§ GIVEN REQUEST:
Below are some records: retype them all exactly, but not the pictures.

§ DATA EXTRACT:
--- start ---

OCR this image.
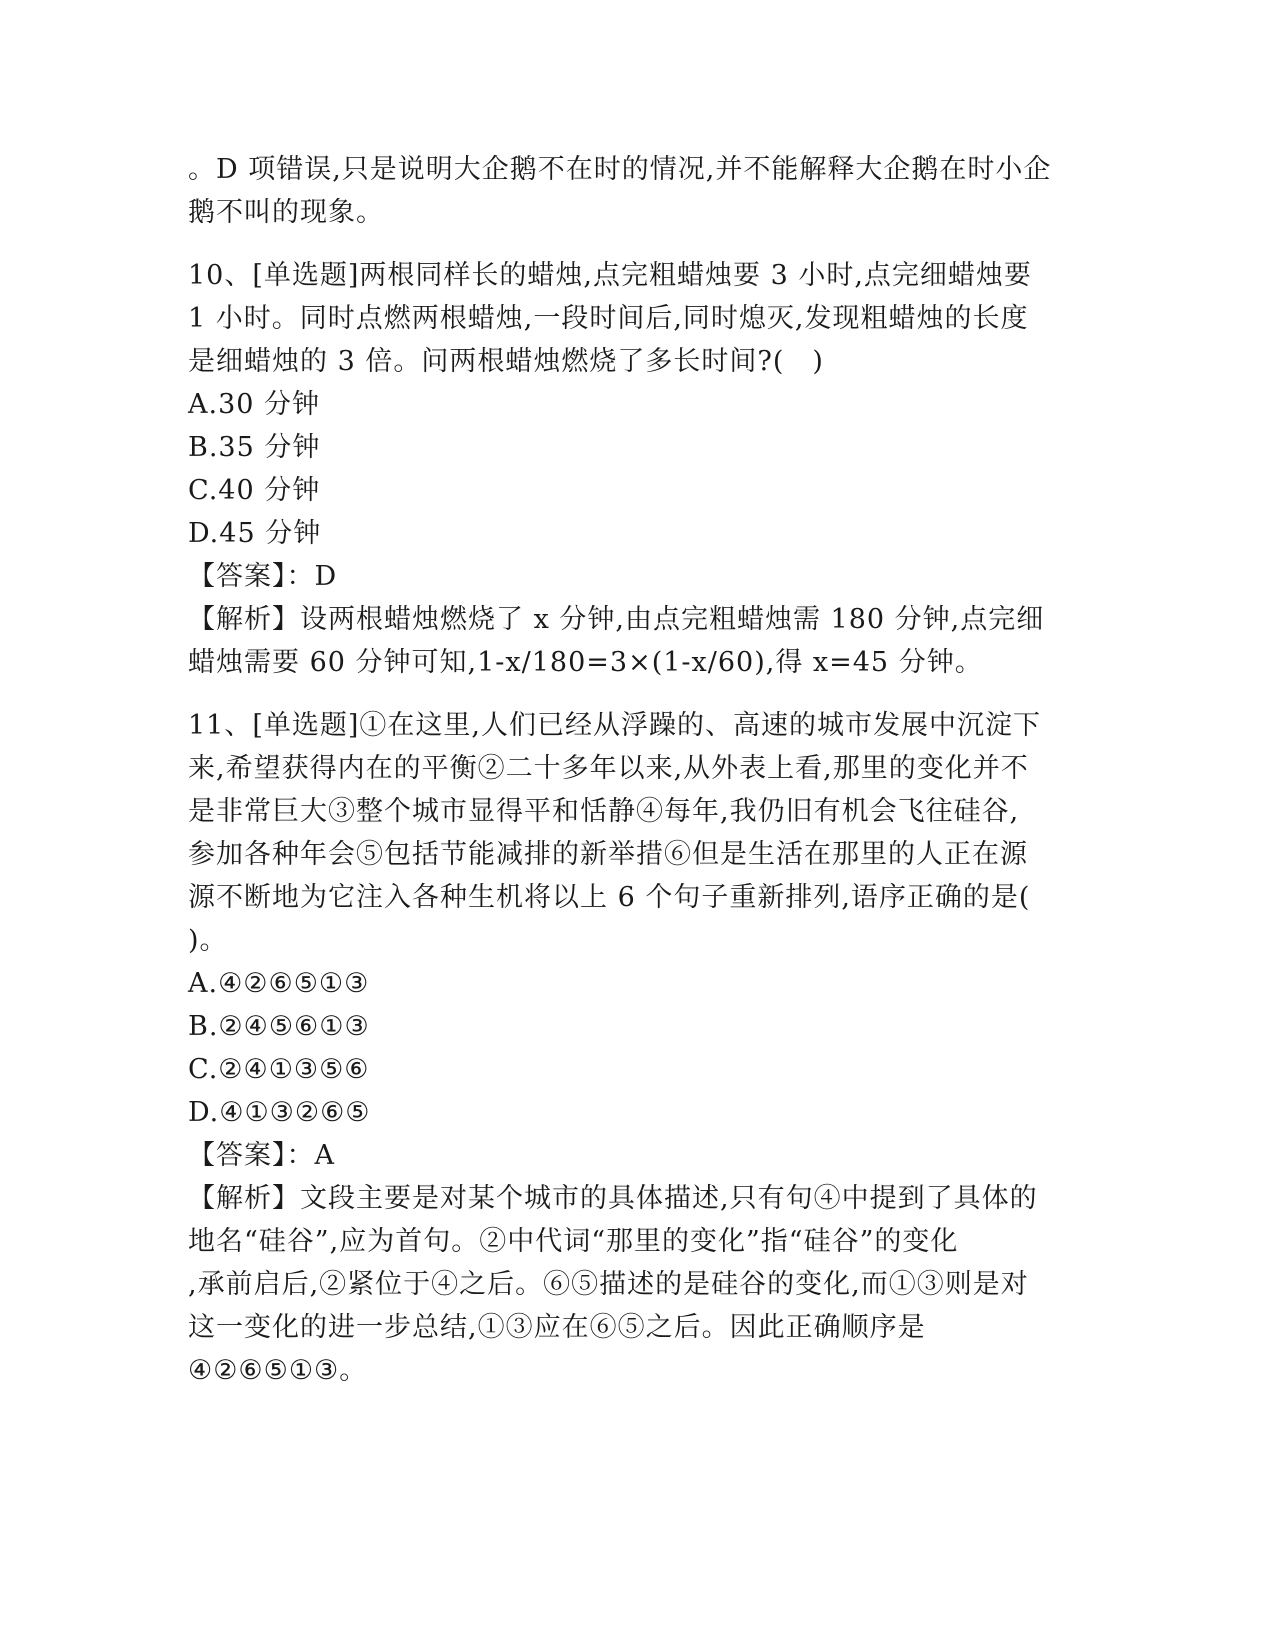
。D 项错误,只是说明大企鹅不在时的情况,并不能解释大企鹅在时小企
鹅不叫的现象。
10、[单选题]两根同样长的蜡烛,点完粗蜡烛要 3 小时,点完细蜡烛要
1 小时。同时点燃两根蜡烛,一段时间后,同时熄灭,发现粗蜡烛的长度
是细蜡烛的 3 倍。问两根蜡烛燃烧了多长时间?(　)
A.30 分钟
B.35 分钟
C.40 分钟
D.45 分钟
【答案】：D
【解析】设两根蜡烛燃烧了 x 分钟,由点完粗蜡烛需 180 分钟,点完细
蜡烛需要 60 分钟可知,1-x/180=3×(1-x/60),得 x=45 分钟。
11、[单选题]①在这里,人们已经从浮躁的、高速的城市发展中沉淀下
来,希望获得内在的平衡②二十多年以来,从外表上看,那里的变化并不
是非常巨大③整个城市显得平和恬静④每年,我仍旧有机会飞往硅谷,
参加各种年会⑤包括节能减排的新举措⑥但是生活在那里的人正在源
源不断地为它注入各种生机将以上 6 个句子重新排列,语序正确的是(
)。
A.④②⑥⑤①③
B.②④⑤⑥①③
C.②④①③⑤⑥
D.④①③②⑥⑤
【答案】：A
【解析】文段主要是对某个城市的具体描述,只有句④中提到了具体的
地名“硅谷”,应为首句。②中代词“那里的变化”指“硅谷”的变化
,承前启后,②紧位于④之后。⑥⑤描述的是硅谷的变化,而①③则是对
这一变化的进一步总结,①③应在⑥⑤之后。因此正确顺序是
④②⑥⑤①③。
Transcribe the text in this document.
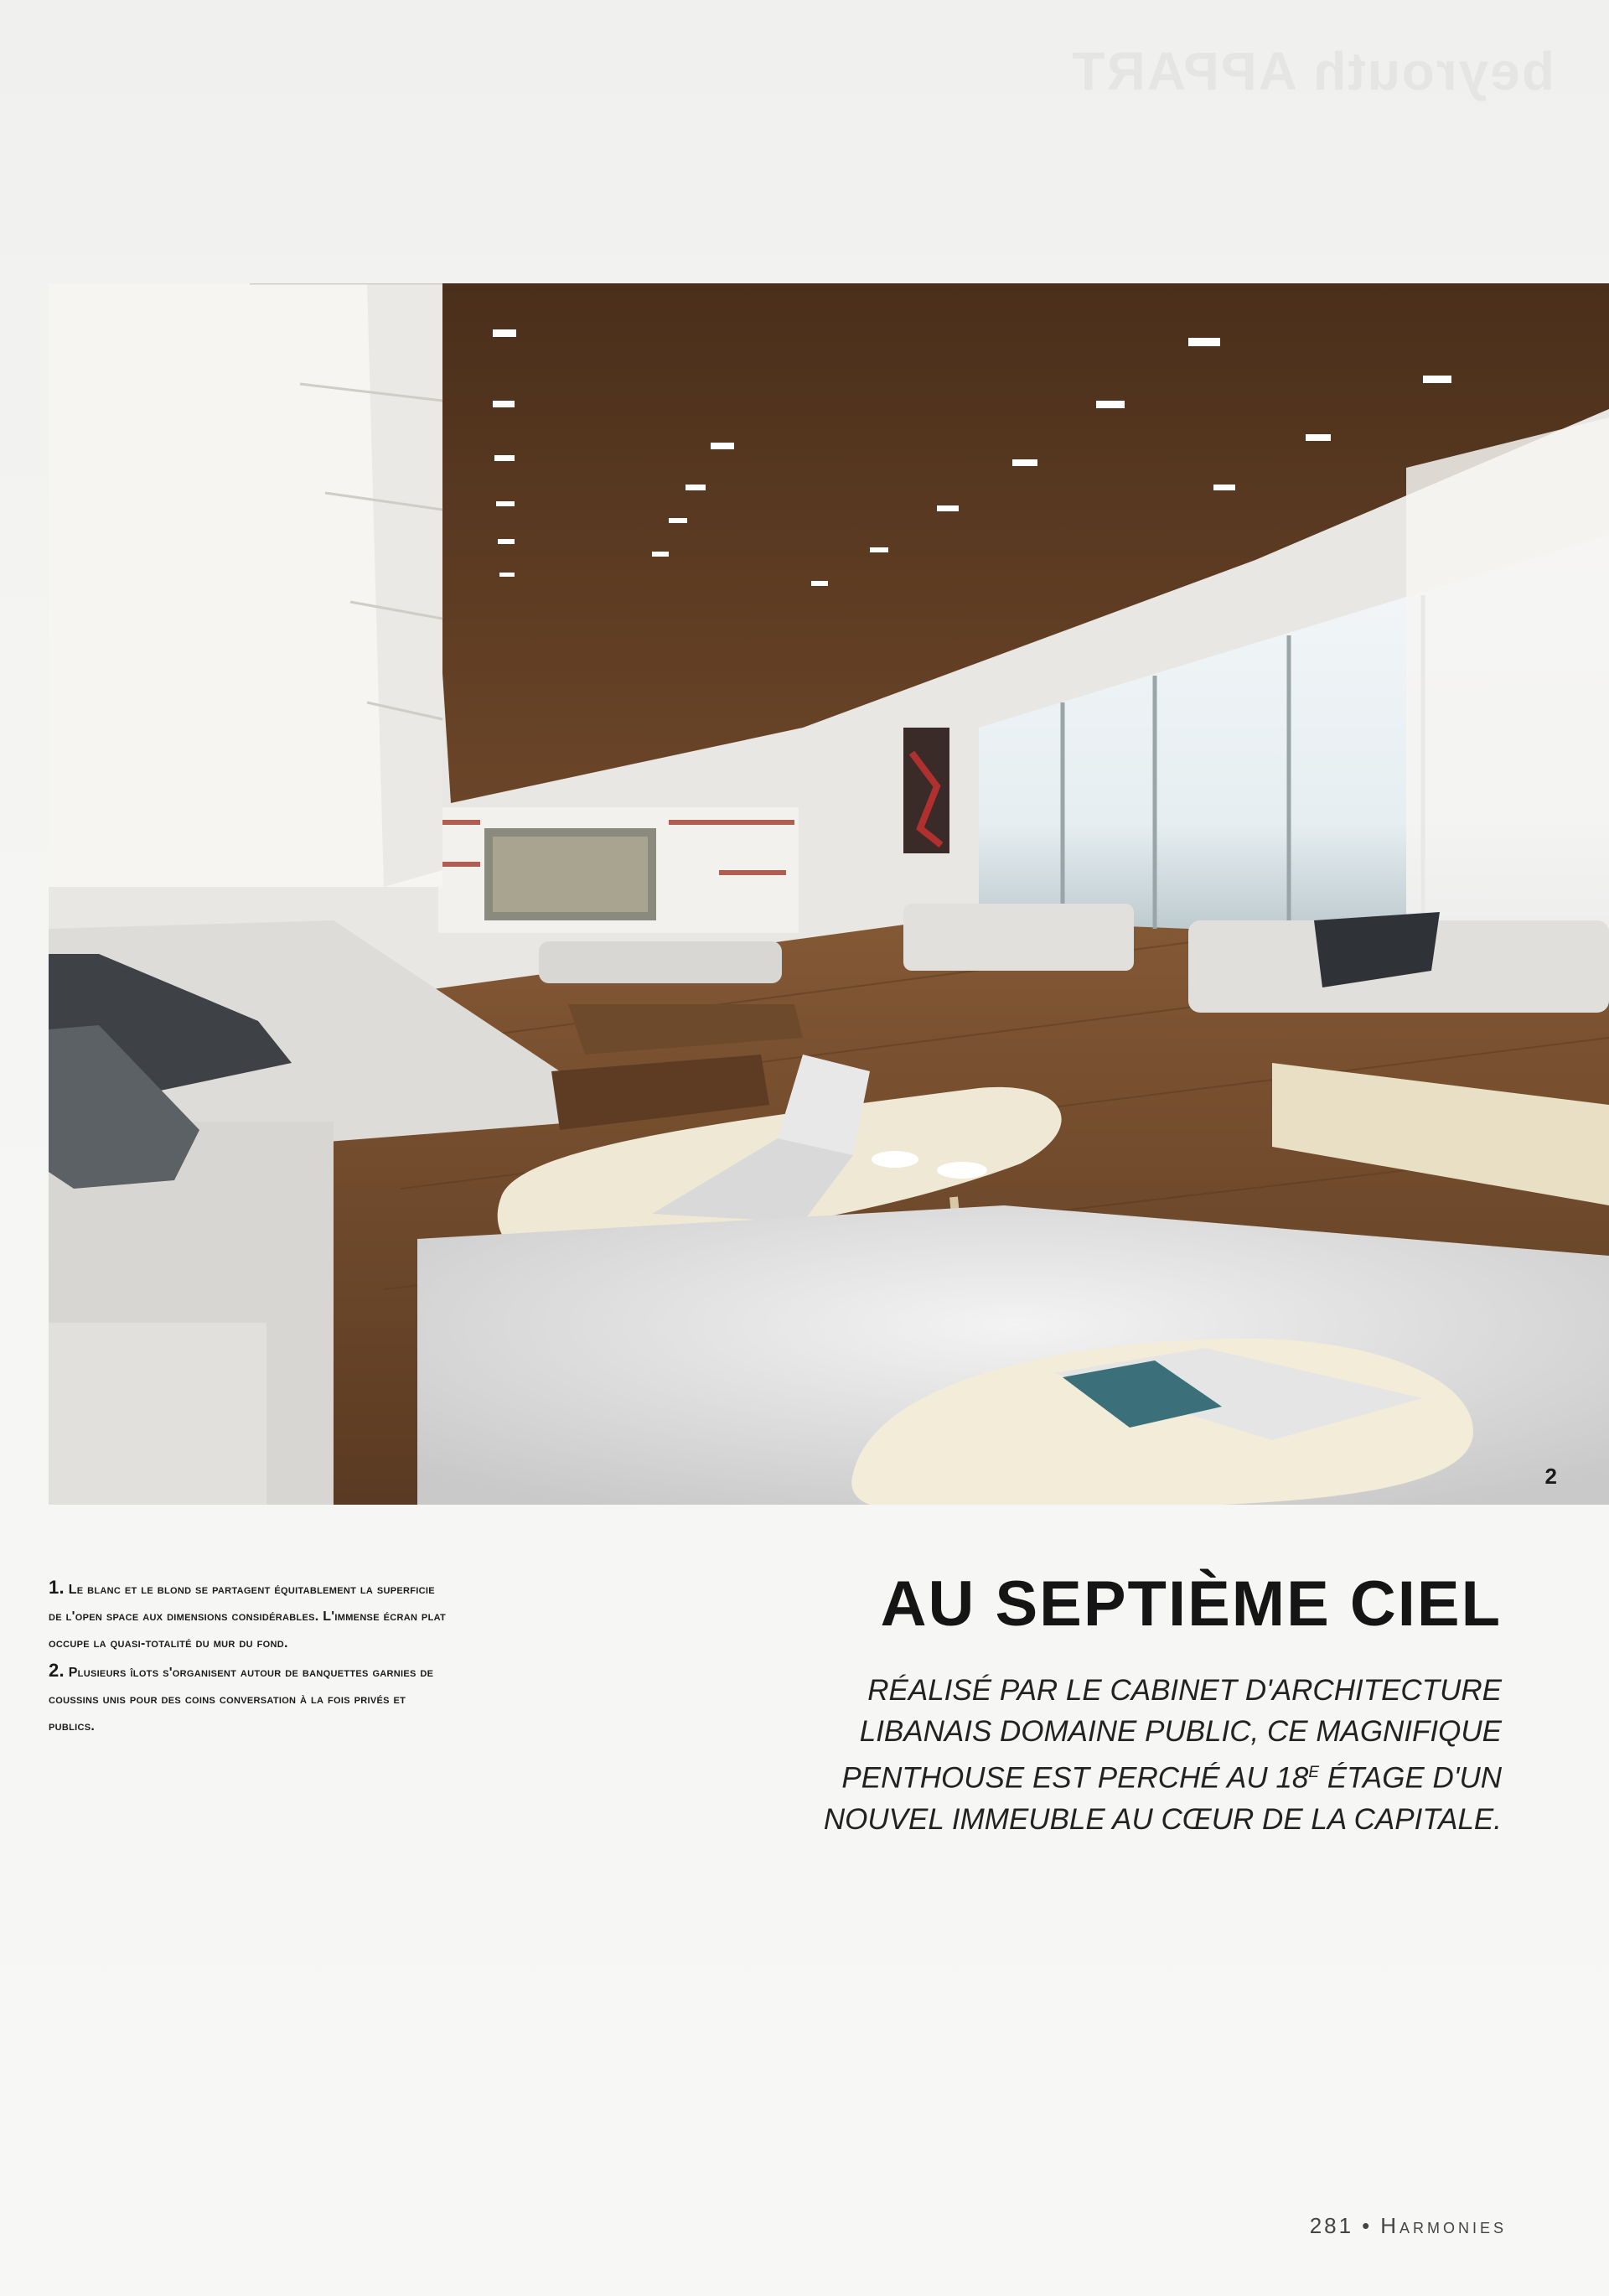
beyrouth APPART
2

1. Le blanc et le blond se partagent équitablement la superficie de l'open space aux dimensions considérables. L'immense écran plat occupe la quasi-totalité du mur du fond.

2. Plusieurs îlots s'organisent autour de banquettes garnies de coussins unis pour des coins conversation à la fois privés et publics.

AU SEPTIÈME CIEL
RÉALISÉ PAR LE CABINET D'ARCHITECTURE LIBANAIS DOMAINE PUBLIC, CE MAGNIFIQUE PENTHOUSE EST PERCHÉ AU $18^E$ ÉTAGE D'UN NOUVEL IMMEUBLE AU CŒUR DE LA CAPITALE.
281 • Harmonies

--- end ---

§ SOLVED PROBLEM:
OCR this image.
。D 项错误,只是说明大企鹅不在时的情况,并不能解释大企鹅在时小企
鹅不叫的现象。
10、[单选题]两根同样长的蜡烛,点完粗蜡烛要 3 小时,点完细蜡烛要
1 小时。同时点燃两根蜡烛,一段时间后,同时熄灭,发现粗蜡烛的长度
是细蜡烛的 3 倍。问两根蜡烛燃烧了多长时间?(　)
A.30 分钟
B.35 分钟
C.40 分钟
D.45 分钟
【答案】：D
【解析】设两根蜡烛燃烧了 x 分钟,由点完粗蜡烛需 180 分钟,点完细
蜡烛需要 60 分钟可知,1-x/180=3×(1-x/60),得 x=45 分钟。
11、[单选题]①在这里,人们已经从浮躁的、高速的城市发展中沉淀下
来,希望获得内在的平衡②二十多年以来,从外表上看,那里的变化并不
是非常巨大③整个城市显得平和恬静④每年,我仍旧有机会飞往硅谷,
参加各种年会⑤包括节能减排的新举措⑥但是生活在那里的人正在源
源不断地为它注入各种生机将以上 6 个句子重新排列,语序正确的是(
)。
A.④②⑥⑤①③
B.②④⑤⑥①③
C.②④①③⑤⑥
D.④①③②⑥⑤
【答案】：A
【解析】文段主要是对某个城市的具体描述,只有句④中提到了具体的
地名“硅谷”,应为首句。②中代词“那里的变化”指“硅谷”的变化
,承前启后,②紧位于④之后。⑥⑤描述的是硅谷的变化,而①③则是对
这一变化的进一步总结,①③应在⑥⑤之后。因此正确顺序是
④②⑥⑤①③。
Transcribe the text in this document.
beyrouth APPART
2

1. Le blanc et le blond se partagent équitablement la superficie de l'open space aux dimensions considérables. L'immense écran plat occupe la quasi-totalité du mur du fond.

2. Plusieurs îlots s'organisent autour de banquettes garnies de coussins unis pour des coins conversation à la fois privés et publics.

AU SEPTIÈME CIEL
RÉALISÉ PAR LE CABINET D'ARCHITECTURE LIBANAIS DOMAINE PUBLIC, CE MAGNIFIQUE PENTHOUSE EST PERCHÉ AU $18^E$ ÉTAGE D'UN NOUVEL IMMEUBLE AU CŒUR DE LA CAPITALE.
281 • Harmonies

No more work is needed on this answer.